**Task requirements**
Output every entry exactly as given.

** start Data shown **

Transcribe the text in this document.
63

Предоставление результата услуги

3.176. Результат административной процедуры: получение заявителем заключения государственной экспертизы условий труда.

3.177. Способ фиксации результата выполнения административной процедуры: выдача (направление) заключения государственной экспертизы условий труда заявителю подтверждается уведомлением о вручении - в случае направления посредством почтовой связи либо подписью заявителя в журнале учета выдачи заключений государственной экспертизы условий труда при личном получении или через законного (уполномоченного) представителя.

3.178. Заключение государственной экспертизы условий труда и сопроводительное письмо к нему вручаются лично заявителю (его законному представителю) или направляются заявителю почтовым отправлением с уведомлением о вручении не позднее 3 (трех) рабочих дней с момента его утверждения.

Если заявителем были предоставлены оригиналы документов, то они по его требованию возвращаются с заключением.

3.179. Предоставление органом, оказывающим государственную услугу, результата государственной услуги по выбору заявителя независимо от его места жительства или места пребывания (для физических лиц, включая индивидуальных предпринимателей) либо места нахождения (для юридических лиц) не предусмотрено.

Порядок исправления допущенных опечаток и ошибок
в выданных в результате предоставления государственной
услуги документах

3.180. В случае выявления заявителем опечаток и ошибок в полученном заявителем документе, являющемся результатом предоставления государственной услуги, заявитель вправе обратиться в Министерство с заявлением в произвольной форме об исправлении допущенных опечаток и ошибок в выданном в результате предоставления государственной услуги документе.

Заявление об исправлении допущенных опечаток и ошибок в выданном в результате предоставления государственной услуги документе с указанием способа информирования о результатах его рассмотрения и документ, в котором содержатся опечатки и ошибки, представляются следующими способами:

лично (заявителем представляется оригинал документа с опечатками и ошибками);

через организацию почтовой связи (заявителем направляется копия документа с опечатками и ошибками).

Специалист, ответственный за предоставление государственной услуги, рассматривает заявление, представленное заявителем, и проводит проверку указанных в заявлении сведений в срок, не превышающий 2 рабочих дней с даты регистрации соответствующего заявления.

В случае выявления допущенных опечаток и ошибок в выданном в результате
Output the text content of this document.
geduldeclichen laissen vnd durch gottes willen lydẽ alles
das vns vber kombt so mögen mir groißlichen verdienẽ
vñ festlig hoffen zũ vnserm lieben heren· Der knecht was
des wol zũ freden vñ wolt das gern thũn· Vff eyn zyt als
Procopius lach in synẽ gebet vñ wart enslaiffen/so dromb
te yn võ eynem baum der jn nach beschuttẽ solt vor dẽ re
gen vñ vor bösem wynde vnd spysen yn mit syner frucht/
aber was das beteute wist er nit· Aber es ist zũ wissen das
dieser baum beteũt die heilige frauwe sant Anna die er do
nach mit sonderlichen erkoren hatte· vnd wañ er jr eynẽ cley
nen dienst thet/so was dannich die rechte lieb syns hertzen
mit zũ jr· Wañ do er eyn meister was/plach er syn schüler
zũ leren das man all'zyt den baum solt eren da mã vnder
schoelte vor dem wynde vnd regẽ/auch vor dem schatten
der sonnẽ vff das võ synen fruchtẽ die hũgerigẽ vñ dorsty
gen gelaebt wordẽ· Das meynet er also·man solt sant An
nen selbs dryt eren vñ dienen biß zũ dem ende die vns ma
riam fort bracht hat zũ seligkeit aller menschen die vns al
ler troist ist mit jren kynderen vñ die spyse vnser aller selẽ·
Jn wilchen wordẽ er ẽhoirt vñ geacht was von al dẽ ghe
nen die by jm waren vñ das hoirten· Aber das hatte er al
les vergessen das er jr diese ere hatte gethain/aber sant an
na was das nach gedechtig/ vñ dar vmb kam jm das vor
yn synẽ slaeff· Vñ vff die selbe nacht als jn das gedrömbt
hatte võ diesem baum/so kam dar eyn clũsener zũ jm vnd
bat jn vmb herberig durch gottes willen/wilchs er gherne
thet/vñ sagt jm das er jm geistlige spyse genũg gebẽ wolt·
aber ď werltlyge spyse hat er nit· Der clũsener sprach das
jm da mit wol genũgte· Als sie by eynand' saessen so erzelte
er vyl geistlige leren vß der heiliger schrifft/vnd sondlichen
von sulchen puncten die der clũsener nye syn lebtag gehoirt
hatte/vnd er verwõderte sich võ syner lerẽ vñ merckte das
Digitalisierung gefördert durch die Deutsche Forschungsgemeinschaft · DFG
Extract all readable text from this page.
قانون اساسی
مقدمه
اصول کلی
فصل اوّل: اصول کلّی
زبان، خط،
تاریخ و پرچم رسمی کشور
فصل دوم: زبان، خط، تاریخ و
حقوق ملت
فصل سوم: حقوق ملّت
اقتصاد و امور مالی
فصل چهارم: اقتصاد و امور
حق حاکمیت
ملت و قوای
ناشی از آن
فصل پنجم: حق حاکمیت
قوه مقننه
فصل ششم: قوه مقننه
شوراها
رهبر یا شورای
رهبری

** end Data shown **

**Solved exercise**
Transcribe the text in this document.
63

Предоставление результата услуги

3.176. Результат административной процедуры: получение заявителем заключения государственной экспертизы условий труда.

3.177. Способ фиксации результата выполнения административной процедуры: выдача (направление) заключения государственной экспертизы условий труда заявителю подтверждается уведомлением о вручении - в случае направления посредством почтовой связи либо подписью заявителя в журнале учета выдачи заключений государственной экспертизы условий труда при личном получении или через законного (уполномоченного) представителя.

3.178. Заключение государственной экспертизы условий труда и сопроводительное письмо к нему вручаются лично заявителю (его законному представителю) или направляются заявителю почтовым отправлением с уведомлением о вручении не позднее 3 (трех) рабочих дней с момента его утверждения.

Если заявителем были предоставлены оригиналы документов, то они по его требованию возвращаются с заключением.

3.179. Предоставление органом, оказывающим государственную услугу, результата государственной услуги по выбору заявителя независимо от его места жительства или места пребывания (для физических лиц, включая индивидуальных предпринимателей) либо места нахождения (для юридических лиц) не предусмотрено.

Порядок исправления допущенных опечаток и ошибок
в выданных в результате предоставления государственной
услуги документах

3.180. В случае выявления заявителем опечаток и ошибок в полученном заявителем документе, являющемся результатом предоставления государственной услуги, заявитель вправе обратиться в Министерство с заявлением в произвольной форме об исправлении допущенных опечаток и ошибок в выданном в результате предоставления государственной услуги документе.

Заявление об исправлении допущенных опечаток и ошибок в выданном в результате предоставления государственной услуги документе с указанием способа информирования о результатах его рассмотрения и документ, в котором содержатся опечатки и ошибки, представляются следующими способами:

лично (заявителем представляется оригинал документа с опечатками и ошибками);

через организацию почтовой связи (заявителем направляется копия документа с опечатками и ошибками).

Специалист, ответственный за предоставление государственной услуги, рассматривает заявление, представленное заявителем, и проводит проверку указанных в заявлении сведений в срок, не превышающий 2 рабочих дней с даты регистрации соответствующего заявления.

В случае выявления допущенных опечаток и ошибок в выданном в результате
Output the text content of this document.
geduldeclichen laissen vnd durch gottes willen lydẽ alles
das vns vber kombt so mögen mir groißlichen verdienẽ
vñ festlig hoffen zũ vnserm lieben heren· Der knecht was
des wol zũ freden vñ wolt das gern thũn· Vff eyn zyt als
Procopius lach in synẽ gebet vñ wart enslaiffen/so dromb
te yn võ eynem baum der jn nach beschuttẽ solt vor dẽ re
gen vñ vor bösem wynde vnd spysen yn mit syner frucht/
aber was das beteute wist er nit· Aber es ist zũ wissen das
dieser baum beteũt die heilige frauwe sant Anna die er do
nach mit sonderlichen erkoren hatte· vnd wañ er jr eynẽ cley
nen dienst thet/so was dannich die rechte lieb syns hertzen
mit zũ jr· Wañ do er eyn meister was/plach er syn schüler
zũ leren das man all'zyt den baum solt eren da mã vnder
schoelte vor dem wynde vnd regẽ/auch vor dem schatten
der sonnẽ vff das võ synen fruchtẽ die hũgerigẽ vñ dorsty
gen gelaebt wordẽ· Das meynet er also·man solt sant An
nen selbs dryt eren vñ dienen biß zũ dem ende die vns ma
riam fort bracht hat zũ seligkeit aller menschen die vns al
ler troist ist mit jren kynderen vñ die spyse vnser aller selẽ·
Jn wilchen wordẽ er ẽhoirt vñ geacht was von al dẽ ghe
nen die by jm waren vñ das hoirten· Aber das hatte er al
les vergessen das er jr diese ere hatte gethain/aber sant an
na was das nach gedechtig/ vñ dar vmb kam jm das vor
yn synẽ slaeff· Vñ vff die selbe nacht als jn das gedrömbt
hatte võ diesem baum/so kam dar eyn clũsener zũ jm vnd
bat jn vmb herberig durch gottes willen/wilchs er gherne
thet/vñ sagt jm das er jm geistlige spyse genũg gebẽ wolt·
aber ď werltlyge spyse hat er nit· Der clũsener sprach das
jm da mit wol genũgte· Als sie by eynand' saessen so erzelte
er vyl geistlige leren vß der heiliger schrifft/vnd sondlichen
von sulchen puncten die der clũsener nye syn lebtag gehoirt
hatte/vnd er verwõderte sich võ syner lerẽ vñ merckte das
Digitalisierung gefördert durch die Deutsche Forschungsgemeinschaft · DFG
Extract all readable text from this page.
قانون اساسی
مقدمه
اصول کلی
فصل اوّل: اصول کلّی
زبان، خط،
تاریخ و پرچم رسمی کشور
فصل دوم: زبان، خط، تاریخ و
حقوق ملت
فصل سوم: حقوق ملّت
اقتصاد و امور مالی
فصل چهارم: اقتصاد و امور
حق حاکمیت
ملت و قوای
ناشی از آن
فصل پنجم: حق حاکمیت
قوه مقننه
فصل ششم: قوه مقننه
شوراها
رهبر یا شورای
رهبری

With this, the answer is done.